■ **Directions**
Transcribe all of the material exactly, except for its pictures.

■ **Exercise materials**

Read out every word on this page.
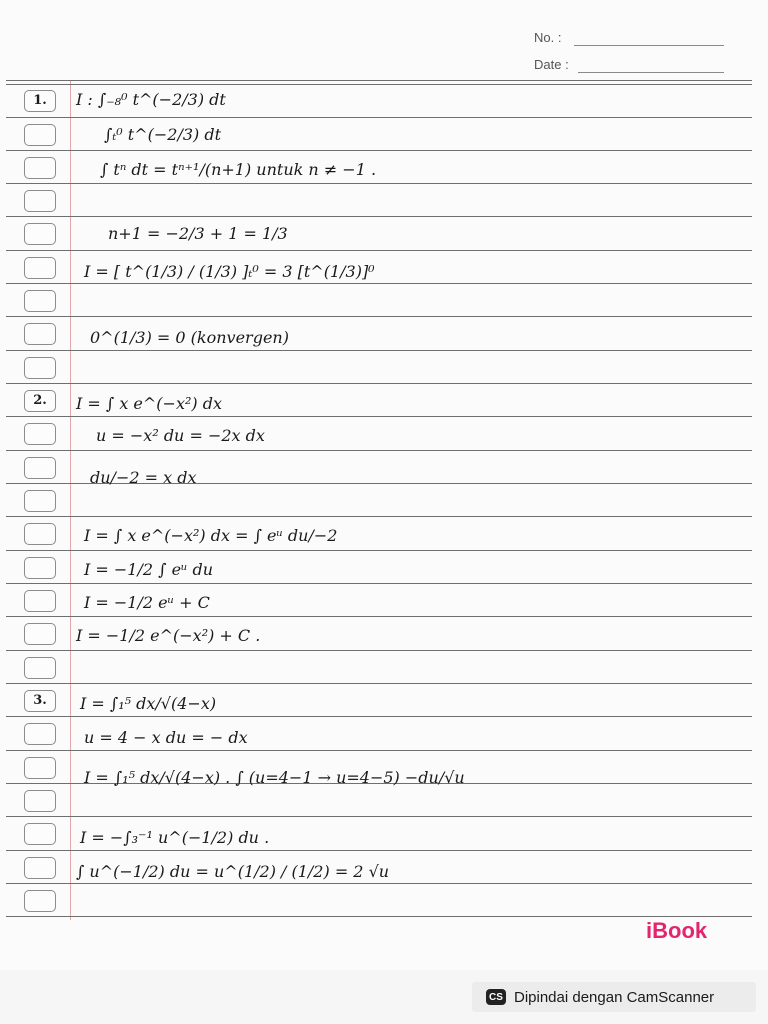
No. :
Date :
1.
2.
3.
I : ∫₋₈⁰ t^(−2/3) dt
∫ₜ⁰ t^(−2/3) dt
∫ tⁿ dt = tⁿ⁺¹/(n+1) untuk n ≠ −1 .
n+1 = −2/3 + 1 = 1/3
I = [ t^(1/3) / (1/3) ]ₜ⁰ = 3 [t^(1/3)]⁰
0^(1/3) = 0 (konvergen)
I = ∫ x e^(−x²) dx
u = −x² du = −2x dx
du/−2 = x dx
I = ∫ x e^(−x²) dx = ∫ eᵘ du/−2
I = −1/2 ∫ eᵘ du
I = −1/2 eᵘ + C
I = −1/2 e^(−x²) + C .
I = ∫₁⁵ dx/√(4−x)
u = 4 − x du = − dx
I = ∫₁⁵ dx/√(4−x) . ∫ (u=4−1 → u=4−5) −du/√u
I = −∫₃⁻¹ u^(−1/2) du .
∫ u^(−1/2) du = u^(1/2) / (1/2) = 2 √u
iBook
CS Dipindai dengan CamScanner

■ **Reply**
Read out every word on this page.
No. :
Date :
1.
2.
3.
I : ∫₋₈⁰ t^(−2/3) dt
∫ₜ⁰ t^(−2/3) dt
∫ tⁿ dt = tⁿ⁺¹/(n+1) untuk n ≠ −1 .
n+1 = −2/3 + 1 = 1/3
I = [ t^(1/3) / (1/3) ]ₜ⁰ = 3 [t^(1/3)]⁰
0^(1/3) = 0 (konvergen)
I = ∫ x e^(−x²) dx
u = −x² du = −2x dx
du/−2 = x dx
I = ∫ x e^(−x²) dx = ∫ eᵘ du/−2
I = −1/2 ∫ eᵘ du
I = −1/2 eᵘ + C
I = −1/2 e^(−x²) + C .
I = ∫₁⁵ dx/√(4−x)
u = 4 − x du = − dx
I = ∫₁⁵ dx/√(4−x) . ∫ (u=4−1 → u=4−5) −du/√u
I = −∫₃⁻¹ u^(−1/2) du .
∫ u^(−1/2) du = u^(1/2) / (1/2) = 2 √u
iBook
CS Dipindai dengan CamScanner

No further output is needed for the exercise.